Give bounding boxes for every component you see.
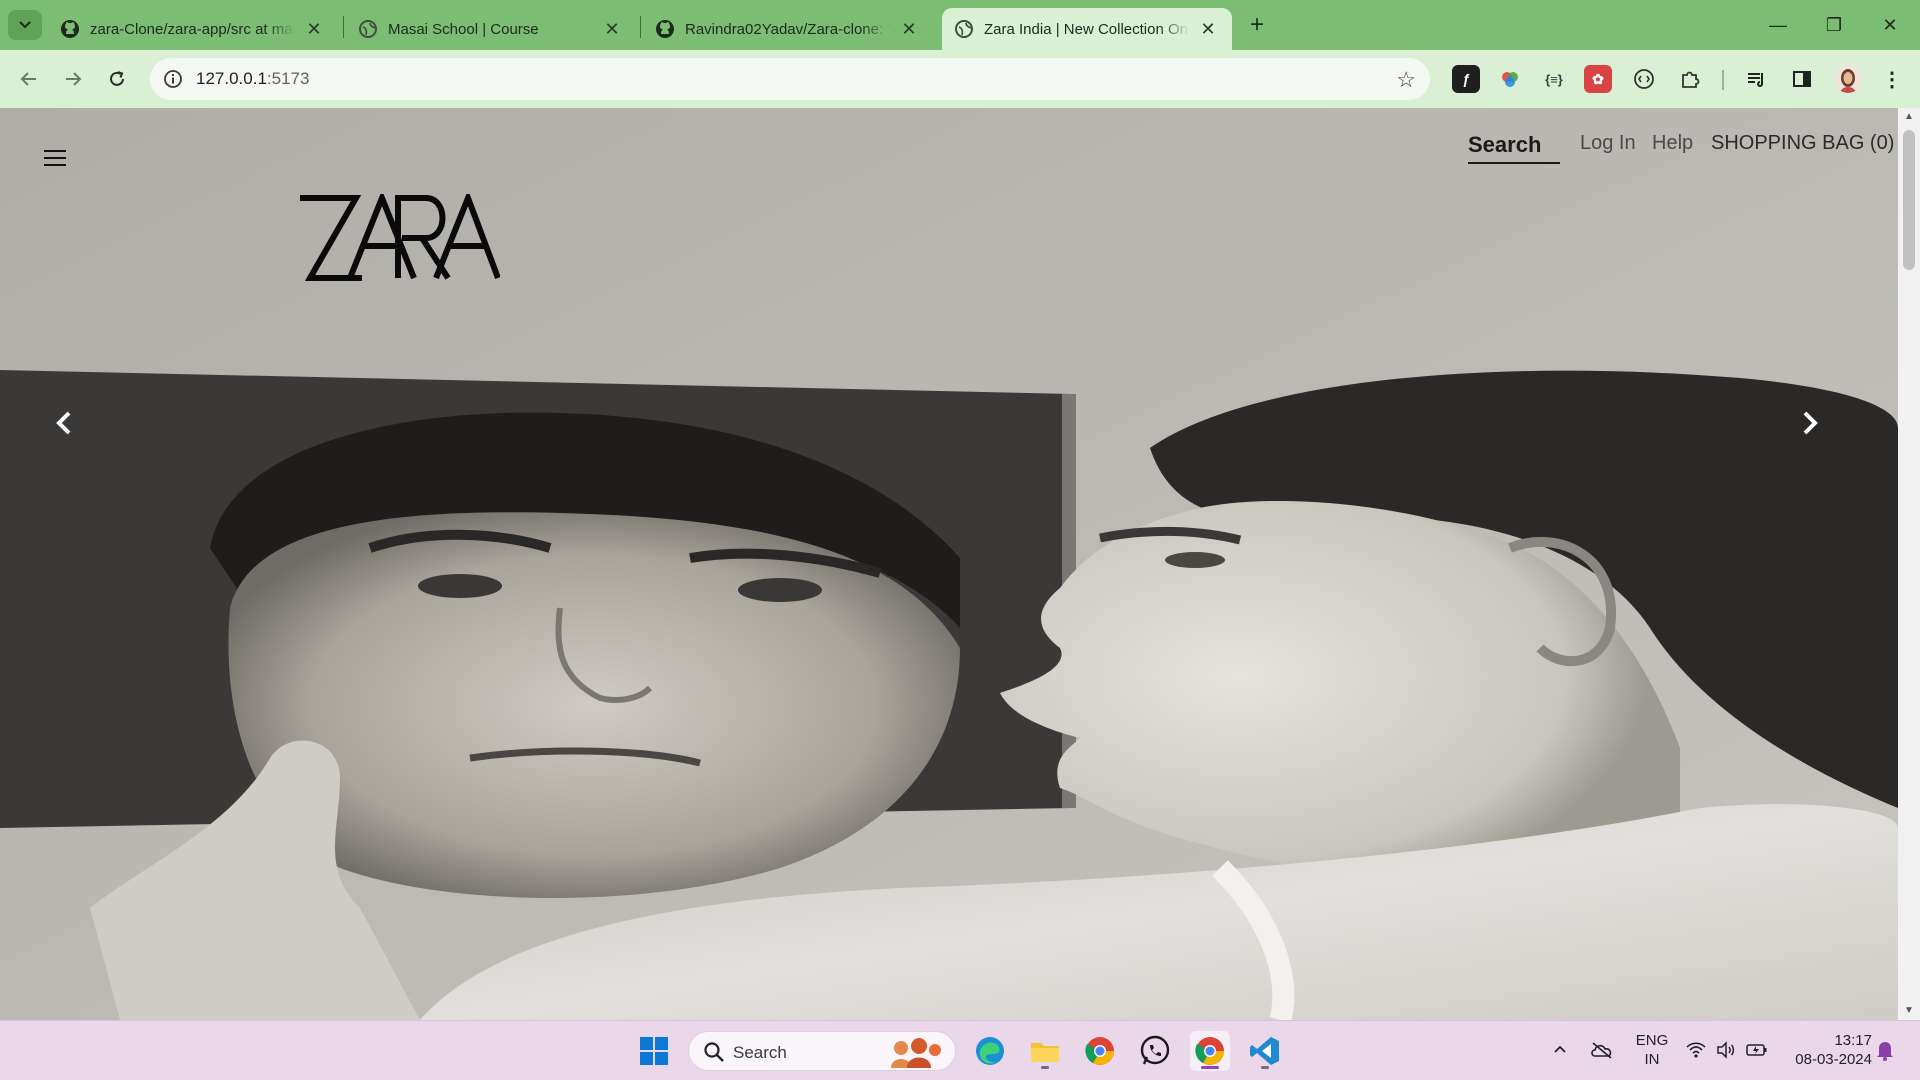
==
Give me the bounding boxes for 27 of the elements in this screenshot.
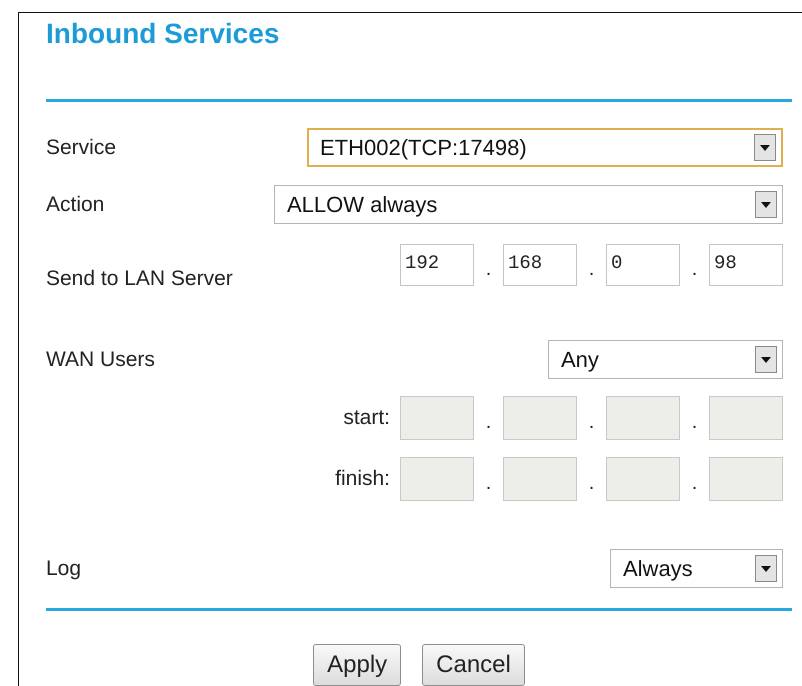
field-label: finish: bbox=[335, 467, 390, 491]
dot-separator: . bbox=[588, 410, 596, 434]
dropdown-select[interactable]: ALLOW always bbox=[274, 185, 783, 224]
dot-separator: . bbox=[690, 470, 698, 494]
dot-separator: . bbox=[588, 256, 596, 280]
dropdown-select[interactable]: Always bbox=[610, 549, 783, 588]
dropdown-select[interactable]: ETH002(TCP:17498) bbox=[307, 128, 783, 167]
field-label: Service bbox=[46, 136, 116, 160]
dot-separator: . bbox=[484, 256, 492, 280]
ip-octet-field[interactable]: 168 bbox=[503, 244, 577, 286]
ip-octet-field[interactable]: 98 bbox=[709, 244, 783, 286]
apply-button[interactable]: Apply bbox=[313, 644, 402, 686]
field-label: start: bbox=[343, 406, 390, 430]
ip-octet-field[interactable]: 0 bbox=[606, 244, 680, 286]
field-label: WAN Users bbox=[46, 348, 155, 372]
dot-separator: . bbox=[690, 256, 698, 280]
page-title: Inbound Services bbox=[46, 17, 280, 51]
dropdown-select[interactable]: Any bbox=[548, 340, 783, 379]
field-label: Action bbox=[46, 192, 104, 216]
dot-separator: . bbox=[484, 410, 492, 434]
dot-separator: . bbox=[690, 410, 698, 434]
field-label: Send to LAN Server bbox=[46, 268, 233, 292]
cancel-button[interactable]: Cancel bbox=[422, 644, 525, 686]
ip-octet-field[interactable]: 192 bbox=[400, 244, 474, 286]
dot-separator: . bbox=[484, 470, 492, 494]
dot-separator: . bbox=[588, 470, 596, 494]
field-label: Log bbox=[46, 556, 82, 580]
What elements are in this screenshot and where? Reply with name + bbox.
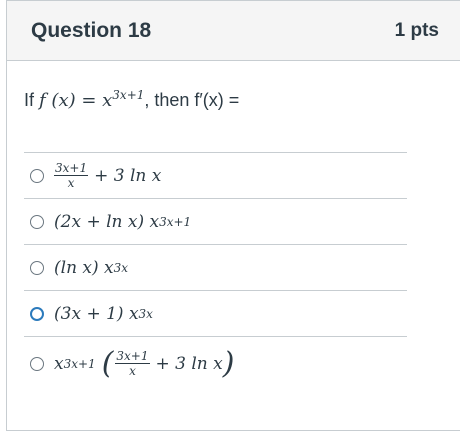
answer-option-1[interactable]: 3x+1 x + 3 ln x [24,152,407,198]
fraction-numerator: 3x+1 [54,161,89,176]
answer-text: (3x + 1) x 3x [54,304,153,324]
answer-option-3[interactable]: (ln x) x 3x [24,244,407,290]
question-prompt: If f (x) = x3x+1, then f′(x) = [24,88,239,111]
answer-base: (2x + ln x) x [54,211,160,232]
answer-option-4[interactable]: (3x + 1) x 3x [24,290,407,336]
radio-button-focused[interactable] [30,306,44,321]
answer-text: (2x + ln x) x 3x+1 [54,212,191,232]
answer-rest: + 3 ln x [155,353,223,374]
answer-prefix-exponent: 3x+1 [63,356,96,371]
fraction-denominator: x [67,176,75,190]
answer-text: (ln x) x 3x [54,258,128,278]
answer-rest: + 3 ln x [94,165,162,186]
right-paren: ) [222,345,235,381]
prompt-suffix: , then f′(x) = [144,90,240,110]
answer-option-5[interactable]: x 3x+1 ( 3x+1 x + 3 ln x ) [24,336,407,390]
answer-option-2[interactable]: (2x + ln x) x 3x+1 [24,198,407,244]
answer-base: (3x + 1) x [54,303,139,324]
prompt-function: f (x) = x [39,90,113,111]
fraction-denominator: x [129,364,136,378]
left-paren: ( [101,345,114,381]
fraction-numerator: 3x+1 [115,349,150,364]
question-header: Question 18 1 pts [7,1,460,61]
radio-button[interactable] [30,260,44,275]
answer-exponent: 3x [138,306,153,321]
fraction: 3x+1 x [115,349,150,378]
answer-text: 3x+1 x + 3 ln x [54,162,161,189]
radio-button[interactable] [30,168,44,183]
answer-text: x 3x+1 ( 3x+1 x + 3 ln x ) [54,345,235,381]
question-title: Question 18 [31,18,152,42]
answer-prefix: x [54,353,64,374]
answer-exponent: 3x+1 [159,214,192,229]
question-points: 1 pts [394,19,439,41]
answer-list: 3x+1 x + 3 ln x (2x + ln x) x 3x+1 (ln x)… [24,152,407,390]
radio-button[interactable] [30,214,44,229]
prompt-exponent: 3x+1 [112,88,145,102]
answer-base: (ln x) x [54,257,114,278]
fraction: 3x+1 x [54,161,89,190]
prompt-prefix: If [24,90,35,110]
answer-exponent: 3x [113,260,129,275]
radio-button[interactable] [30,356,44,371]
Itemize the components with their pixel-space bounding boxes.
* * *
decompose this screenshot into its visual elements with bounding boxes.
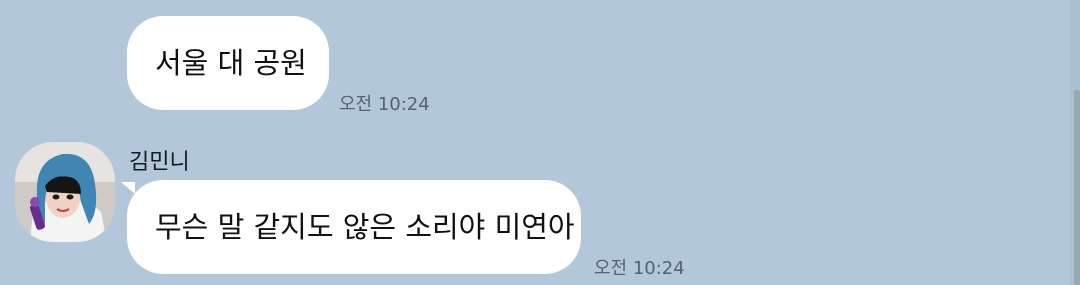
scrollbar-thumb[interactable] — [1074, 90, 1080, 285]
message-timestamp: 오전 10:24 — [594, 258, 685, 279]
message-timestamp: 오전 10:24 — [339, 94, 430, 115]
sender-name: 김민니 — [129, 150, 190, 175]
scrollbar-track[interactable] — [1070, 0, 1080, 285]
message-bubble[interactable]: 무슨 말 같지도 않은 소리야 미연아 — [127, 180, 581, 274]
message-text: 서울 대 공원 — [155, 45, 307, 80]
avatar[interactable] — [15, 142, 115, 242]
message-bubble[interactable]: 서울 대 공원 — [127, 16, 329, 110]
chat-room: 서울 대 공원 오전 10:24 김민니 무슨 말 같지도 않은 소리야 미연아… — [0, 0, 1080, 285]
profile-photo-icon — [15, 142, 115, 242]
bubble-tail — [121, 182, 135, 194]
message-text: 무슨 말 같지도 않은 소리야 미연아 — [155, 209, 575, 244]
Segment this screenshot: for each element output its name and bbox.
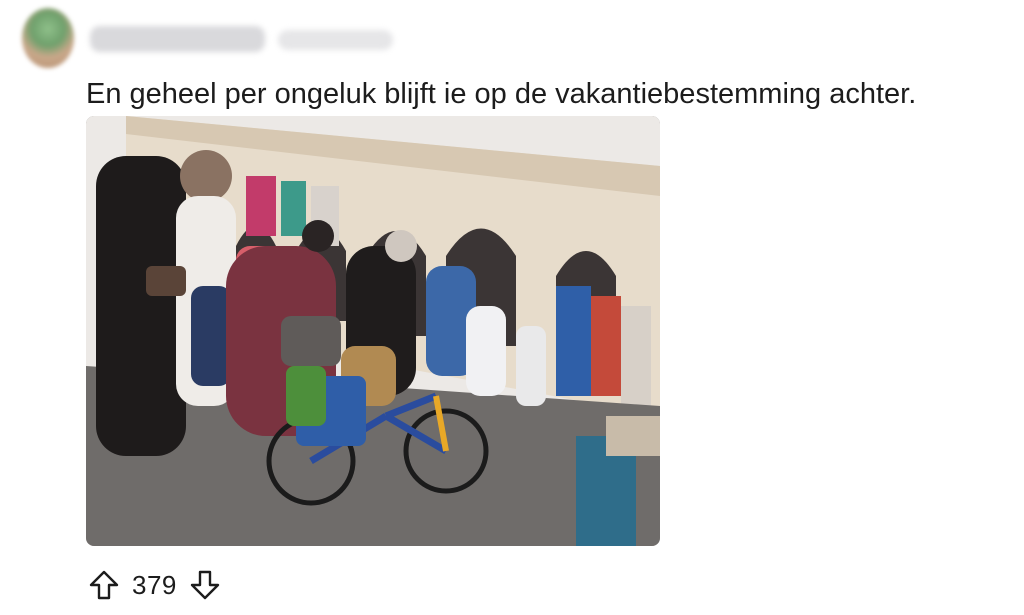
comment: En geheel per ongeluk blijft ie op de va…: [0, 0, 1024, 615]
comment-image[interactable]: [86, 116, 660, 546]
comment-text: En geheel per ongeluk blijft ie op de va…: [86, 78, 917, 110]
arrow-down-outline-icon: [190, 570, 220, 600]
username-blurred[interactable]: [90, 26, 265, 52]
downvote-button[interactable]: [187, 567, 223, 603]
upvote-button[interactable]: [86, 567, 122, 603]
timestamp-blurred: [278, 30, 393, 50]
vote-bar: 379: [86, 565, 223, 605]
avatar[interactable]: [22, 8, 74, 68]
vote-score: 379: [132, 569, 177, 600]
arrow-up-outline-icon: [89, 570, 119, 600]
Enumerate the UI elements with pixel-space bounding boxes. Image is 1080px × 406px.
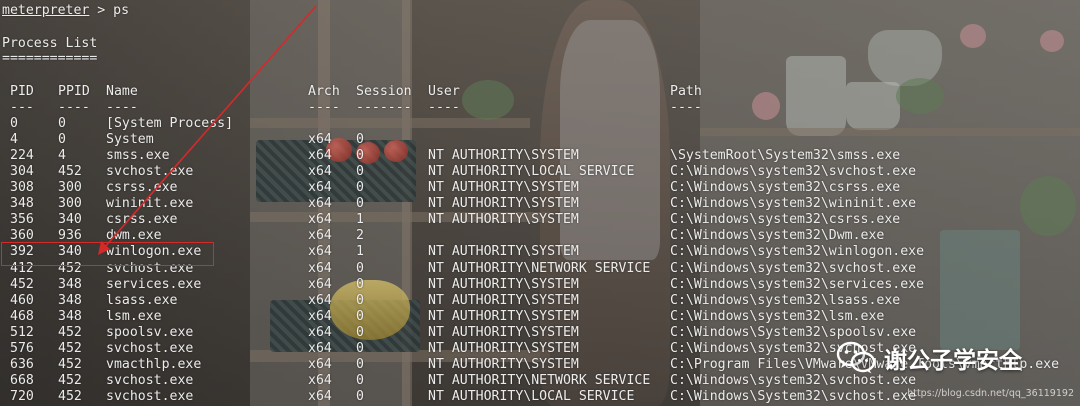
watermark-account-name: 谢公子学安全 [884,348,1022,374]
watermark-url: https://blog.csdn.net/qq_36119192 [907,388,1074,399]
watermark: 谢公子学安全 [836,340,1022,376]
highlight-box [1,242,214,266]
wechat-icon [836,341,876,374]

# What is required
Reproduce the records without alteration, beginning at the line that contains "Enumerate the UI" and ending after the line that contains "wechat-icon [836,341,876,374]", including both of those lines. Omit the picture from your reproduction.

# Full answer
Enumerate the UI elements with pixel-space bounding boxes. Image is 1080px × 406px.
watermark-account-name: 谢公子学安全 [884,348,1022,374]
watermark-url: https://blog.csdn.net/qq_36119192 [907,388,1074,399]
watermark: 谢公子学安全 [836,340,1022,376]
highlight-box [1,242,214,266]
wechat-icon [836,341,876,374]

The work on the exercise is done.